## EXTRACT TO READ

-=-=-

Deduction denied following cessation of property development business
2014 case note – deduction of expenses denied following cessation of property development business – resource consent.
The taxpayer entered into a sale and purchase agreement to purchase land for the purpose of undertaking a large retail and residential development. The taxpayer obtained resource consent to build the development but the sale and purchase agreement was cancelled following civil litigation between the taxpayer and the vendor of the land. The taxpayer sought to deduct all expenses incurred in relation to the land and subsequent court proceedings with the vendor. The Commissioner of Inland Revenue ("the Commissioner") denied deductions incurred after the taxpayer had sought to cancel the agreement for sale and purchase on the basis it was no longer in business, as it did not have the intention to make a profit once it sought to extricate itself from the agreement.
Impact of decision
The Taxation Review Authority ("TRA") has confirmed that deductions will not be available after the cessation of a business.
The disputant entered into a sale and purchase agreement ("the Agreement") in February 2006 for a block of land ("the Land") from AB Limited ("the Vendor").
The Agreement was conditional on the Vendor obtaining resource consent for the subdivision of a larger property to be able to provide title to the Land. The disputant and the Vendor subsequently agreed to extend the date for the satisfaction of this condition.
On 10 March 2008, the Vendor's lawyers wrote to the disputant's lawyers recording that the condition relating to the subdivision had not been satisfied and therefore the Agreement was at an end. On 17 March 2008, the disputant's lawyers replied stating that it did not accept the Vendor's purported cancellation of the Agreement.
On 23 April 2008, the disputant was granted resource consent for land use to build a mixed retail/apartment development on the Land.
On 1 May 2008, the disputant issued proceedings against the Vendor seeking an order for specific performance of the Agreement.

-=-=-

## LIST OF TASKS
(a) According to the case note, in what month and year did the disputant enter into the Agreement?
(b) Write out the stretch of the case note from "The Agreement was conditional" through "on the Land.", substituting "planning permission" for "resource consent".
The data after this point is separate material from the case note.

-=-=-

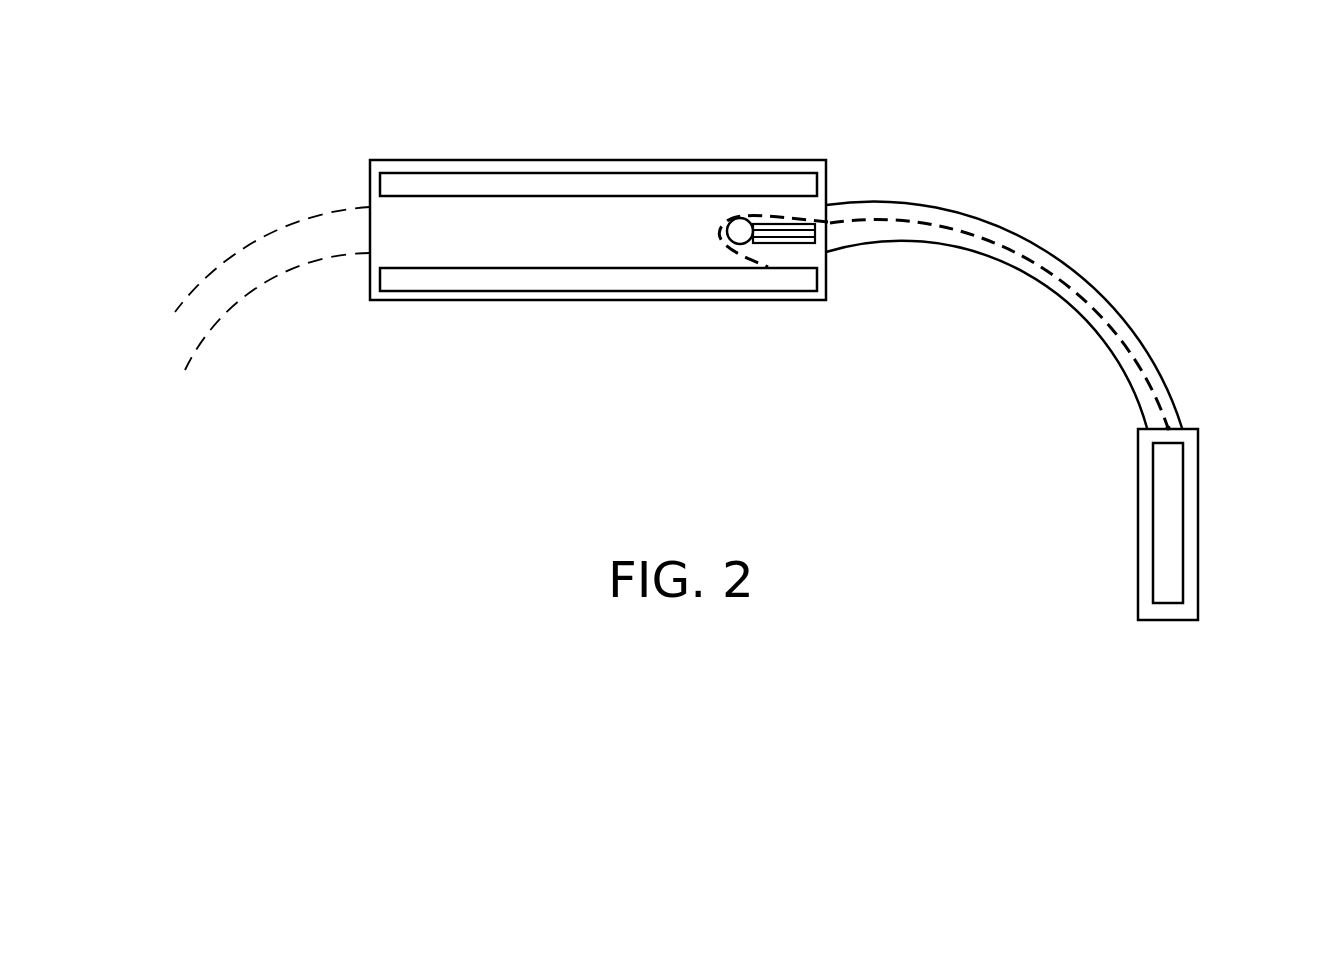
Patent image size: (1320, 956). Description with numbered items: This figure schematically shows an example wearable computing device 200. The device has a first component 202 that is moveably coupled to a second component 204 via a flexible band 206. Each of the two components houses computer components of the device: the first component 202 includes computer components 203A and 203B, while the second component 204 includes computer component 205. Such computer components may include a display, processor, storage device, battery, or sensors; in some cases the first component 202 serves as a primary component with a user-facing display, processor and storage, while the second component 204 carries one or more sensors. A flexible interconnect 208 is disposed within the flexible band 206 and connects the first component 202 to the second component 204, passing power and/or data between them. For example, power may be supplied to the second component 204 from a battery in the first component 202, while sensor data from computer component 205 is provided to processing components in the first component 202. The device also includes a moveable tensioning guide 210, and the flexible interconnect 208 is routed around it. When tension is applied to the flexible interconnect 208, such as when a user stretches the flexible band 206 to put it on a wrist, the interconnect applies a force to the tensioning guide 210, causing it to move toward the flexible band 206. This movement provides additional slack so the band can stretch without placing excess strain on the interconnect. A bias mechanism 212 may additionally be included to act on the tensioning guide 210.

The wearable computing device 200 is at (376, 96).
The first component 202 is at (428, 160).
The computer component 203A is at (492, 197).
The computer component 203B is at (488, 268).
The second component 204 is at (1198, 503).
The computer component 205 is at (1153, 582).
The flexible band 206 is at (955, 210).
The flexible interconnect 208 is at (838, 227).
The moveable tensioning guide 210 is at (729, 224).
The bias mechanism 212 is at (768, 238).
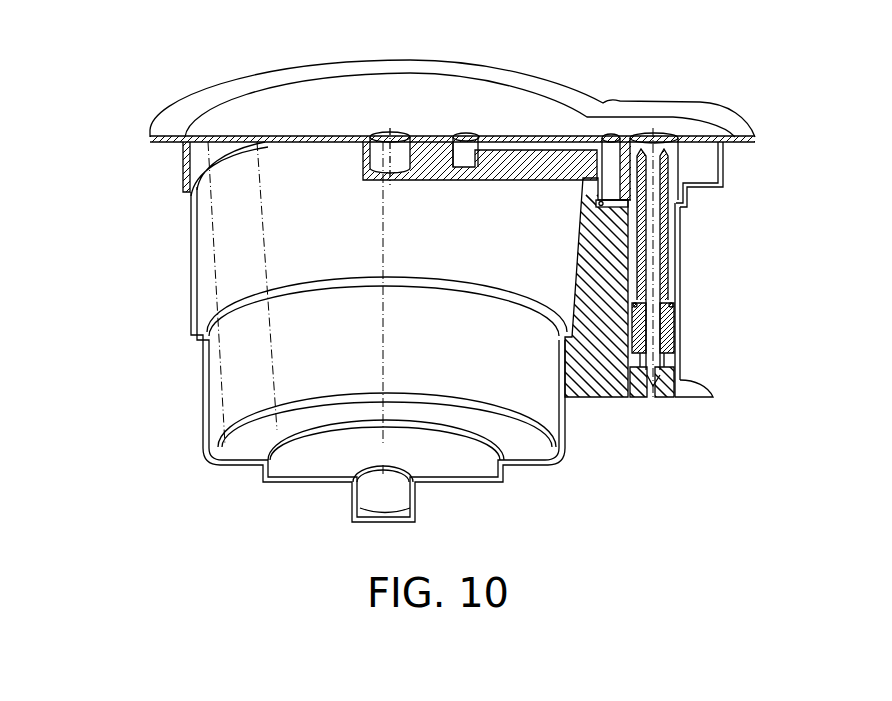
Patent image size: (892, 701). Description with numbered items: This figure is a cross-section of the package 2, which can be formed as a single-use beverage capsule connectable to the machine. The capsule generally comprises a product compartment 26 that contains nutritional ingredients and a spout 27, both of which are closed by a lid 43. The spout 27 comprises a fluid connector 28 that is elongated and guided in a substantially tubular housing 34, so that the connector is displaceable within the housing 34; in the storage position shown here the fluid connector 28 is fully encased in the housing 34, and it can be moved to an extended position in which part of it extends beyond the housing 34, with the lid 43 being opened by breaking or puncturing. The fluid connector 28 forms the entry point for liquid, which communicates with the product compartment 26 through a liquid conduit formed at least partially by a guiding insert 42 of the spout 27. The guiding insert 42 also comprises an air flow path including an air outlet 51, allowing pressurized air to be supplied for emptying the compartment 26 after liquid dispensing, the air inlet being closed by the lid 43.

The package 2 is at (152, 302).
The lid 43 is at (404, 88).
The guiding insert 42 is at (503, 180).
The air outlet 51 is at (387, 180).
The product compartment 26 is at (189, 226).
The spout 27 is at (712, 411).
The fluid connector 28 is at (668, 284).
The housing 34 is at (683, 252).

-=-=-

## ANSWERS PROVIDED
(a) February 2006.

(b)
The Agreement was conditional on the Vendor obtaining planning permission for the subdivision of a larger property to be able to provide title to the Land. The disputant and the Vendor subsequently agreed to extend the date for the satisfaction of this condition.
On 10 March 2008, the Vendor's lawyers wrote to the disputant's lawyers recording that the condition relating to the subdivision had not been satisfied and therefore the Agreement was at an end. On 17 March 2008, the disputant's lawyers replied stating that it did not accept the Vendor's purported cancellation of the Agreement.
On 23 April 2008, the disputant was granted planning permission for land use to build a mixed retail/apartment development on the Land.